**Your objective**. Filter the entries below, keeping every line that has the word "ylabel".

**Information shown**.
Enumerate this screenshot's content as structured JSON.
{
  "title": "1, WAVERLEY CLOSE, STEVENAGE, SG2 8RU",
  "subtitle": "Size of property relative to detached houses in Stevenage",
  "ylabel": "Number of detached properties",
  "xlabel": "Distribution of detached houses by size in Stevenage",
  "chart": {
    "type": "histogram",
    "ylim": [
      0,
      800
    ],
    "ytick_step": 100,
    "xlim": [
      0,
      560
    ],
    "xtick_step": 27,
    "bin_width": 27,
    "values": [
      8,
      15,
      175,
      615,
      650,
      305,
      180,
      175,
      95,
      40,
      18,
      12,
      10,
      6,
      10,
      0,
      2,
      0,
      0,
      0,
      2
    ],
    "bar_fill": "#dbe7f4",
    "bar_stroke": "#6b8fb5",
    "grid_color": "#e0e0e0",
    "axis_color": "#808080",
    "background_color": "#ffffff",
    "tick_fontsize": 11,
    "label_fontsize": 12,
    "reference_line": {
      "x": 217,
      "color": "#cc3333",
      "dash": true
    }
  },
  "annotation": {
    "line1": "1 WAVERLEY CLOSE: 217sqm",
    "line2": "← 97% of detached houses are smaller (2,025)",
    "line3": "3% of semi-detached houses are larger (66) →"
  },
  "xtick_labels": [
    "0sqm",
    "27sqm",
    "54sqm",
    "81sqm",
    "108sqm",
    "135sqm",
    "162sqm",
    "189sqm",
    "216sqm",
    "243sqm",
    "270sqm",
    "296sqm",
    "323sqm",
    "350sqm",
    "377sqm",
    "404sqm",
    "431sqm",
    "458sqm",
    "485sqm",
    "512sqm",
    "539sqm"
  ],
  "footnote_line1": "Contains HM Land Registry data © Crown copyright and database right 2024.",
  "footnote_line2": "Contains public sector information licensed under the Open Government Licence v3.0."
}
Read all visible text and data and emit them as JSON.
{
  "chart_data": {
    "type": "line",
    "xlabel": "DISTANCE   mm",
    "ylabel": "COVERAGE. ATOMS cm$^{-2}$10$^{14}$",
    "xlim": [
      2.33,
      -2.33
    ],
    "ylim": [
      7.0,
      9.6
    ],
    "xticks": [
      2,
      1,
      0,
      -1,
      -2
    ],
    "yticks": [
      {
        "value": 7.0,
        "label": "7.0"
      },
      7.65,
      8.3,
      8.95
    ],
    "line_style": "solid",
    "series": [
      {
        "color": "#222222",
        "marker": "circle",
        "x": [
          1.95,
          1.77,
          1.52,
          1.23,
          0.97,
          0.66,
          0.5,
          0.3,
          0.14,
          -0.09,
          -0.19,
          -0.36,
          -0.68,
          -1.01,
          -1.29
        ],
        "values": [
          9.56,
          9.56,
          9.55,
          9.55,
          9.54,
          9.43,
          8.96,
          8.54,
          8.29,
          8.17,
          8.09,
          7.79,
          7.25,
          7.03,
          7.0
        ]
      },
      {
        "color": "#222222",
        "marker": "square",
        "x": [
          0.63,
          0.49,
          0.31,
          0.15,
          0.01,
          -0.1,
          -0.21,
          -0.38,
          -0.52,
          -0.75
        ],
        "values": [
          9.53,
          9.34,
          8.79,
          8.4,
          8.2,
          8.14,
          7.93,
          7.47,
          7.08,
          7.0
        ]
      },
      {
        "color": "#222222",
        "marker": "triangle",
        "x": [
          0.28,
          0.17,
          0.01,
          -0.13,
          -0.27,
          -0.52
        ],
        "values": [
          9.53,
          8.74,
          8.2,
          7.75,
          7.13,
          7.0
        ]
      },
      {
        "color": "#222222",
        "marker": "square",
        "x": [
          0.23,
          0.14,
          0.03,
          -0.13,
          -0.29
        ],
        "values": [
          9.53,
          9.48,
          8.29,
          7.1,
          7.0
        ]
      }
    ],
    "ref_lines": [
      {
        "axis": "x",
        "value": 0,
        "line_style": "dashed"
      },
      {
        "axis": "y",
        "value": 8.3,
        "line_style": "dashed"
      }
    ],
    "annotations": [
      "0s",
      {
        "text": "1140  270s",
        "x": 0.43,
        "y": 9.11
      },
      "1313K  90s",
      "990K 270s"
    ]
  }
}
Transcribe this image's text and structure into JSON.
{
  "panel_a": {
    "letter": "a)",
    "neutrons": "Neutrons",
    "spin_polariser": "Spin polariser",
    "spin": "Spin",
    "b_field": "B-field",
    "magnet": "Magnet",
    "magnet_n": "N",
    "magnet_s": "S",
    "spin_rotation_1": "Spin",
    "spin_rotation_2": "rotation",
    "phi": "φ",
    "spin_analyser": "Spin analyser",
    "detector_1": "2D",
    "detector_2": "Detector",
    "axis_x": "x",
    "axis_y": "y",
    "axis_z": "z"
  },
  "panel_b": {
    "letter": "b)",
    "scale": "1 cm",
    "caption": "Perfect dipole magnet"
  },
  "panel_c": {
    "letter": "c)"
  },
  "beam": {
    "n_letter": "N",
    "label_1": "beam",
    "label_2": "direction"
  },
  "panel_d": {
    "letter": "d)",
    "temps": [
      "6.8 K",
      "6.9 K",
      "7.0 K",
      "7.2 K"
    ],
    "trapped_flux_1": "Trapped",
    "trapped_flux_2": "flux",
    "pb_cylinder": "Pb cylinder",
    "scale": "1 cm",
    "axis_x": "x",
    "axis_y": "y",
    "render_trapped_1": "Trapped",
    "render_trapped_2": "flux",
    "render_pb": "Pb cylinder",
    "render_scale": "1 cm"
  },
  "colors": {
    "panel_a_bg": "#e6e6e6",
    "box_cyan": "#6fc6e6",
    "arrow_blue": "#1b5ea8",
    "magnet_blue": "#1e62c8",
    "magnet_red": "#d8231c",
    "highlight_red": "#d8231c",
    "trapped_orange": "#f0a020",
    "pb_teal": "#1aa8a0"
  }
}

**Response to the task**.
  "ylabel": "Number of detached properties",
    "ylabel": "COVERAGE. ATOMS cm$^{-2}$10$^{14}$",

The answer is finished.